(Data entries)
##############################

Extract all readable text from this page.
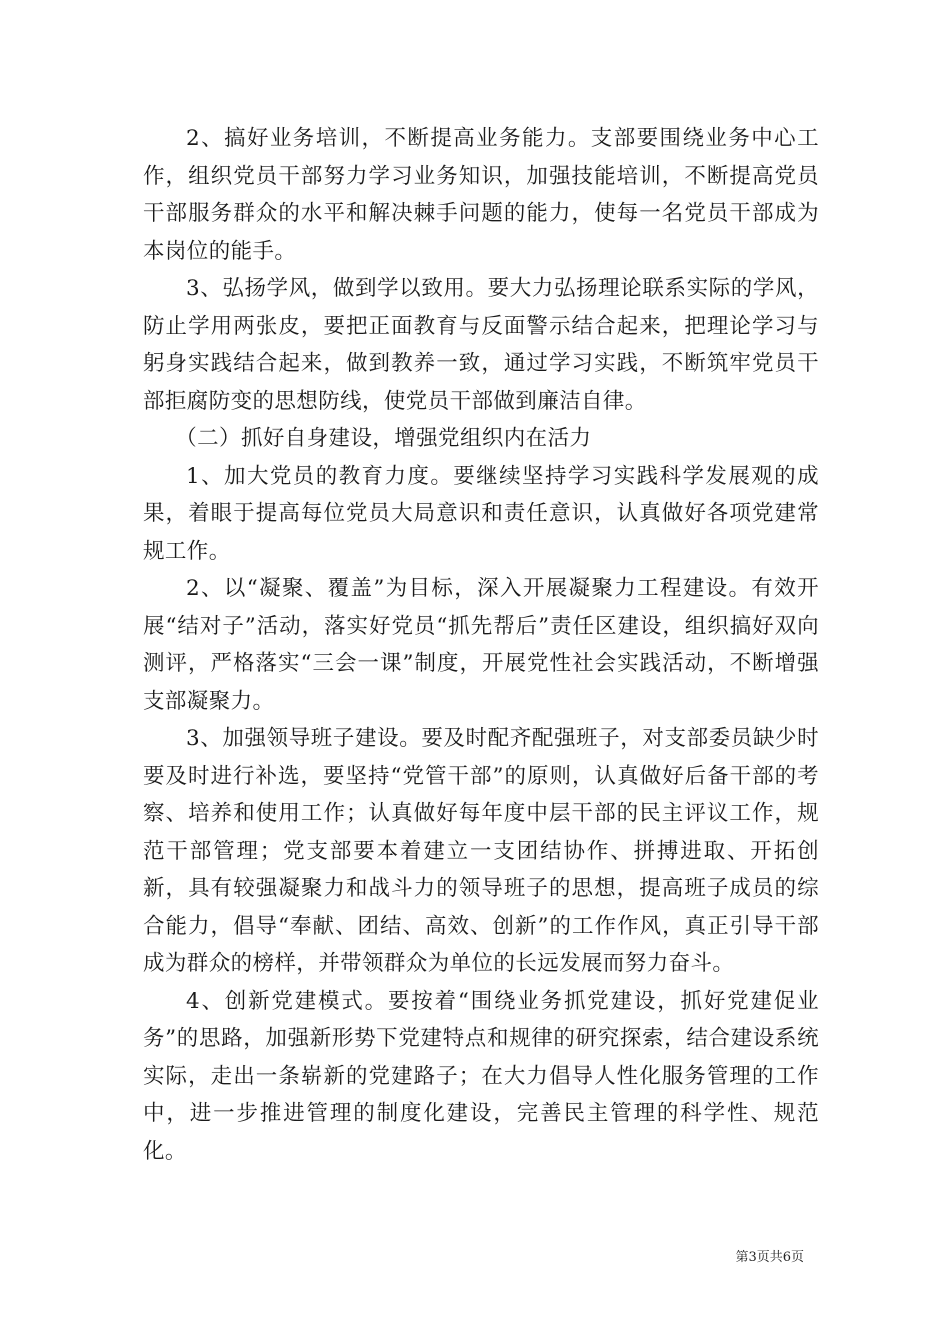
2、搞好业务培训，不断提高业务能力。支部要围绕业务中心工作，组织党员干部努力学习业务知识，加强技能培训，不断提高党员干部服务群众的水平和解决棘手问题的能力，使每一名党员干部成为本岗位的能手。

3、弘扬学风，做到学以致用。要大力弘扬理论联系实际的学风，防止学用两张皮，要把正面教育与反面警示结合起来，把理论学习与躬身实践结合起来，做到教养一致，通过学习实践，不断筑牢党员干部拒腐防变的思想防线，使党员干部做到廉洁自律。

（二）抓好自身建设，增强党组织内在活力

1、加大党员的教育力度。要继续坚持学习实践科学发展观的成果，着眼于提高每位党员大局意识和责任意识，认真做好各项党建常规工作。

2、以“凝聚、覆盖”为目标，深入开展凝聚力工程建设。有效开展“结对子”活动，落实好党员“抓先帮后”责任区建设，组织搞好双向测评，严格落实“三会一课”制度，开展党性社会实践活动，不断增强支部凝聚力。

3、加强领导班子建设。要及时配齐配强班子，对支部委员缺少时要及时进行补选，要坚持“党管干部”的原则，认真做好后备干部的考察、培养和使用工作；认真做好每年度中层干部的民主评议工作，规范干部管理；党支部要本着建立一支团结协作、拼搏进取、开拓创新，具有较强凝聚力和战斗力的领导班子的思想，提高班子成员的综合能力，倡导“奉献、团结、高效、创新”的工作作风，真正引导干部成为群众的榜样，并带领群众为单位的长远发展而努力奋斗。

4、创新党建模式。要按着“围绕业务抓党建设，抓好党建促业务”的思路，加强新形势下党建特点和规律的研究探索，结合建设系统实际，走出一条崭新的党建路子；在大力倡导人性化服务管理的工作中，进一步推进管理的制度化建设，完善民主管理的科学性、规范化。

第3页共6页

##############################

» Given request: Go through the material above and print all of it exactly, except the pictures.

» The solution:
Extract all readable text from this page.
2、搞好业务培训，不断提高业务能力。支部要围绕业务中心工作，组织党员干部努力学习业务知识，加强技能培训，不断提高党员干部服务群众的水平和解决棘手问题的能力，使每一名党员干部成为本岗位的能手。

3、弘扬学风，做到学以致用。要大力弘扬理论联系实际的学风，防止学用两张皮，要把正面教育与反面警示结合起来，把理论学习与躬身实践结合起来，做到教养一致，通过学习实践，不断筑牢党员干部拒腐防变的思想防线，使党员干部做到廉洁自律。

（二）抓好自身建设，增强党组织内在活力

1、加大党员的教育力度。要继续坚持学习实践科学发展观的成果，着眼于提高每位党员大局意识和责任意识，认真做好各项党建常规工作。

2、以“凝聚、覆盖”为目标，深入开展凝聚力工程建设。有效开展“结对子”活动，落实好党员“抓先帮后”责任区建设，组织搞好双向测评，严格落实“三会一课”制度，开展党性社会实践活动，不断增强支部凝聚力。

3、加强领导班子建设。要及时配齐配强班子，对支部委员缺少时要及时进行补选，要坚持“党管干部”的原则，认真做好后备干部的考察、培养和使用工作；认真做好每年度中层干部的民主评议工作，规范干部管理；党支部要本着建立一支团结协作、拼搏进取、开拓创新，具有较强凝聚力和战斗力的领导班子的思想，提高班子成员的综合能力，倡导“奉献、团结、高效、创新”的工作作风，真正引导干部成为群众的榜样，并带领群众为单位的长远发展而努力奋斗。

4、创新党建模式。要按着“围绕业务抓党建设，抓好党建促业务”的思路，加强新形势下党建特点和规律的研究探索，结合建设系统实际，走出一条崭新的党建路子；在大力倡导人性化服务管理的工作中，进一步推进管理的制度化建设，完善民主管理的科学性、规范化。

第3页共6页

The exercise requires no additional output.